What is required: Please report every line from the material that contains the word "discount".

Data shown:

** START **

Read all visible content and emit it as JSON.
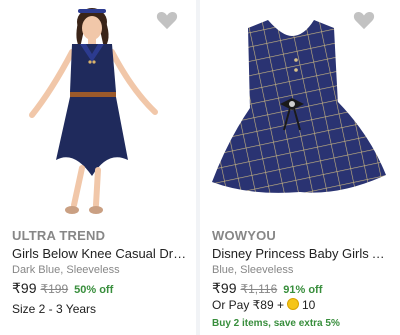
{
  "products": [
    {
      "brand": "ULTRA TREND",
      "title": "Girls Below Knee Casual Dress",
      "variant": "Dark Blue, Sleeveless",
      "price": "₹99",
      "mrp": "₹199",
      "discount": "50% off",
      "size": "Size 2 - 3 Years",
      "wishlist_icon": "heart-icon"
    },
    {
      "brand": "WOWYOU",
      "title": "Disney Princess Baby Girls Above...",
      "variant": "Blue, Sleeveless",
      "price": "₹99",
      "mrp": "₹1,116",
      "discount": "91% off",
      "pay_prefix": "Or Pay ₹89 +",
      "coin_value": "10",
      "offer": "Buy 2 items, save extra 5%",
      "wishlist_icon": "heart-icon"
    }
  ],
  "colors": {
    "discount": "#388e3c",
    "muted": "#878787",
    "dress": "#1f2a5c"
  }
}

** END **

Response to this exercise:
      "discount": "50% off",
      "discount": "91% off",
    "discount": "#388e3c",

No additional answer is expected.